[Aim of the task] Write out each line beneath this one exactly as it reads.

===============

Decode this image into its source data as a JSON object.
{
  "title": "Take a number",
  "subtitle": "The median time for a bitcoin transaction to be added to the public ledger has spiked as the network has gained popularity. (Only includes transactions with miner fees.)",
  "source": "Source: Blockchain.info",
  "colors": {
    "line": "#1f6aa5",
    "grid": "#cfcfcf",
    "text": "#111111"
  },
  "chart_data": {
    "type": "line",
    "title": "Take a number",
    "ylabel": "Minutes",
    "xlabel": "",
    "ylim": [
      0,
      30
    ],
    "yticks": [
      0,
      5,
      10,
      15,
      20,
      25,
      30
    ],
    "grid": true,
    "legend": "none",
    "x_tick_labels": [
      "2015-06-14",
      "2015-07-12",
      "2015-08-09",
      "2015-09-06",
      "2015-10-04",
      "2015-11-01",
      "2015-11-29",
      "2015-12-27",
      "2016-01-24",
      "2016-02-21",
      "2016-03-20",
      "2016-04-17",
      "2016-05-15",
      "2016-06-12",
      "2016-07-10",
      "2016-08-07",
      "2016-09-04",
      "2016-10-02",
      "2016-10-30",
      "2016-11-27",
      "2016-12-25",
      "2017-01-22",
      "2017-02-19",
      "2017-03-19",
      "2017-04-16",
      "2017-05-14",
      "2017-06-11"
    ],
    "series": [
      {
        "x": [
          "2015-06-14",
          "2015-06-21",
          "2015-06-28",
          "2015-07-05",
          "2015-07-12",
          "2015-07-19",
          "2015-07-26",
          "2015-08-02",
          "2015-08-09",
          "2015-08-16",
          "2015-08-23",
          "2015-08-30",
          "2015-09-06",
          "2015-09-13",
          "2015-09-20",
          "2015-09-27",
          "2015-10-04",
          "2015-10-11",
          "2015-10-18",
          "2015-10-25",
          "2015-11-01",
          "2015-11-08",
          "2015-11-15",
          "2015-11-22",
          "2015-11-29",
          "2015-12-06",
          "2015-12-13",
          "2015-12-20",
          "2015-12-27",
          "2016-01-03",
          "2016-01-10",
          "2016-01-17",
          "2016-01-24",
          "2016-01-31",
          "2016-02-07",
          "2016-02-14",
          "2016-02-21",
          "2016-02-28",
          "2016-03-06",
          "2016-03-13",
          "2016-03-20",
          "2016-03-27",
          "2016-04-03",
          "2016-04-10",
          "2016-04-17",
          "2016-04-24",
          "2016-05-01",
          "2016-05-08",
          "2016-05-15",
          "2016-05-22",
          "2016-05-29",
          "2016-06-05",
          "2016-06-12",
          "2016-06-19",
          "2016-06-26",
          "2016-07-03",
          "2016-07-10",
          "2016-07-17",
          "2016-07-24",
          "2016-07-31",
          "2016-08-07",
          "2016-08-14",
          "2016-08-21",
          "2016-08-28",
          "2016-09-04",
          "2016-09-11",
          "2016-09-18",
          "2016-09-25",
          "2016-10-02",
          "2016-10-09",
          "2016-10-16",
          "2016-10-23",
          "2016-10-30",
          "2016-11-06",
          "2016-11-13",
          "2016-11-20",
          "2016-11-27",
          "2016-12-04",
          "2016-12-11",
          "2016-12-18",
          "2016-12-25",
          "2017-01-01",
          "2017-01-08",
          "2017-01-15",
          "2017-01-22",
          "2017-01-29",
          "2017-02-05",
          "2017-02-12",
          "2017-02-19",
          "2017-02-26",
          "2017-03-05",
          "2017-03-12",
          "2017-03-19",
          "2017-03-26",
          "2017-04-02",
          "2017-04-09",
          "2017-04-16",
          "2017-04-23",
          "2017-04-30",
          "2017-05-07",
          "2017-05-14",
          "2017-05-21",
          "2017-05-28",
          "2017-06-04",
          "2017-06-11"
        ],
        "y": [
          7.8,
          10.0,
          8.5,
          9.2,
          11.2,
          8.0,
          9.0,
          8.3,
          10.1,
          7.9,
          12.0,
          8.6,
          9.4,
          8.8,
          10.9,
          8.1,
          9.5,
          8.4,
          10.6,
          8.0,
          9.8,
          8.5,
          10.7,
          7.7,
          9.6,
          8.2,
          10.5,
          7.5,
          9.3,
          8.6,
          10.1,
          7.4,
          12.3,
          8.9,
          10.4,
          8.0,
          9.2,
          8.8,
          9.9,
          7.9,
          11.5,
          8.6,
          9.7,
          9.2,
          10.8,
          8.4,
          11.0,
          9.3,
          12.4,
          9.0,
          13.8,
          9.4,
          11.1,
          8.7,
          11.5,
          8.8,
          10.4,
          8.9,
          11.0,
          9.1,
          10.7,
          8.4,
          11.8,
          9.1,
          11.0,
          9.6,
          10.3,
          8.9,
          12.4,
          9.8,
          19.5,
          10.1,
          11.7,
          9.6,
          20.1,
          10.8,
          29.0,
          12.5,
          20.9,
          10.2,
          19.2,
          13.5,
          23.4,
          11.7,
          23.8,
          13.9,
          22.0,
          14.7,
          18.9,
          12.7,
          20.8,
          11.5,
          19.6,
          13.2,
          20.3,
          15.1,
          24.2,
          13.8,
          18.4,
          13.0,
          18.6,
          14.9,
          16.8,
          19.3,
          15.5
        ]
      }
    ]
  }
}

===============

[Solution for this exercise]
Decode this image into its source data as a JSON object.
{
  "title": "Take a number",
  "subtitle": "The median time for a bitcoin transaction to be added to the public ledger has spiked as the network has gained popularity. (Only includes transactions with miner fees.)",
  "source": "Source: Blockchain.info",
  "colors": {
    "line": "#1f6aa5",
    "grid": "#cfcfcf",
    "text": "#111111"
  },
  "chart_data": {
    "type": "line",
    "title": "Take a number",
    "ylabel": "Minutes",
    "xlabel": "",
    "ylim": [
      0,
      30
    ],
    "yticks": [
      0,
      5,
      10,
      15,
      20,
      25,
      30
    ],
    "grid": true,
    "legend": "none",
    "x_tick_labels": [
      "2015-06-14",
      "2015-07-12",
      "2015-08-09",
      "2015-09-06",
      "2015-10-04",
      "2015-11-01",
      "2015-11-29",
      "2015-12-27",
      "2016-01-24",
      "2016-02-21",
      "2016-03-20",
      "2016-04-17",
      "2016-05-15",
      "2016-06-12",
      "2016-07-10",
      "2016-08-07",
      "2016-09-04",
      "2016-10-02",
      "2016-10-30",
      "2016-11-27",
      "2016-12-25",
      "2017-01-22",
      "2017-02-19",
      "2017-03-19",
      "2017-04-16",
      "2017-05-14",
      "2017-06-11"
    ],
    "series": [
      {
        "x": [
          "2015-06-14",
          "2015-06-21",
          "2015-06-28",
          "2015-07-05",
          "2015-07-12",
          "2015-07-19",
          "2015-07-26",
          "2015-08-02",
          "2015-08-09",
          "2015-08-16",
          "2015-08-23",
          "2015-08-30",
          "2015-09-06",
          "2015-09-13",
          "2015-09-20",
          "2015-09-27",
          "2015-10-04",
          "2015-10-11",
          "2015-10-18",
          "2015-10-25",
          "2015-11-01",
          "2015-11-08",
          "2015-11-15",
          "2015-11-22",
          "2015-11-29",
          "2015-12-06",
          "2015-12-13",
          "2015-12-20",
          "2015-12-27",
          "2016-01-03",
          "2016-01-10",
          "2016-01-17",
          "2016-01-24",
          "2016-01-31",
          "2016-02-07",
          "2016-02-14",
          "2016-02-21",
          "2016-02-28",
          "2016-03-06",
          "2016-03-13",
          "2016-03-20",
          "2016-03-27",
          "2016-04-03",
          "2016-04-10",
          "2016-04-17",
          "2016-04-24",
          "2016-05-01",
          "2016-05-08",
          "2016-05-15",
          "2016-05-22",
          "2016-05-29",
          "2016-06-05",
          "2016-06-12",
          "2016-06-19",
          "2016-06-26",
          "2016-07-03",
          "2016-07-10",
          "2016-07-17",
          "2016-07-24",
          "2016-07-31",
          "2016-08-07",
          "2016-08-14",
          "2016-08-21",
          "2016-08-28",
          "2016-09-04",
          "2016-09-11",
          "2016-09-18",
          "2016-09-25",
          "2016-10-02",
          "2016-10-09",
          "2016-10-16",
          "2016-10-23",
          "2016-10-30",
          "2016-11-06",
          "2016-11-13",
          "2016-11-20",
          "2016-11-27",
          "2016-12-04",
          "2016-12-11",
          "2016-12-18",
          "2016-12-25",
          "2017-01-01",
          "2017-01-08",
          "2017-01-15",
          "2017-01-22",
          "2017-01-29",
          "2017-02-05",
          "2017-02-12",
          "2017-02-19",
          "2017-02-26",
          "2017-03-05",
          "2017-03-12",
          "2017-03-19",
          "2017-03-26",
          "2017-04-02",
          "2017-04-09",
          "2017-04-16",
          "2017-04-23",
          "2017-04-30",
          "2017-05-07",
          "2017-05-14",
          "2017-05-21",
          "2017-05-28",
          "2017-06-04",
          "2017-06-11"
        ],
        "y": [
          7.8,
          10.0,
          8.5,
          9.2,
          11.2,
          8.0,
          9.0,
          8.3,
          10.1,
          7.9,
          12.0,
          8.6,
          9.4,
          8.8,
          10.9,
          8.1,
          9.5,
          8.4,
          10.6,
          8.0,
          9.8,
          8.5,
          10.7,
          7.7,
          9.6,
          8.2,
          10.5,
          7.5,
          9.3,
          8.6,
          10.1,
          7.4,
          12.3,
          8.9,
          10.4,
          8.0,
          9.2,
          8.8,
          9.9,
          7.9,
          11.5,
          8.6,
          9.7,
          9.2,
          10.8,
          8.4,
          11.0,
          9.3,
          12.4,
          9.0,
          13.8,
          9.4,
          11.1,
          8.7,
          11.5,
          8.8,
          10.4,
          8.9,
          11.0,
          9.1,
          10.7,
          8.4,
          11.8,
          9.1,
          11.0,
          9.6,
          10.3,
          8.9,
          12.4,
          9.8,
          19.5,
          10.1,
          11.7,
          9.6,
          20.1,
          10.8,
          29.0,
          12.5,
          20.9,
          10.2,
          19.2,
          13.5,
          23.4,
          11.7,
          23.8,
          13.9,
          22.0,
          14.7,
          18.9,
          12.7,
          20.8,
          11.5,
          19.6,
          13.2,
          20.3,
          15.1,
          24.2,
          13.8,
          18.4,
          13.0,
          18.6,
          14.9,
          16.8,
          19.3,
          15.5
        ]
      }
    ]
  }
}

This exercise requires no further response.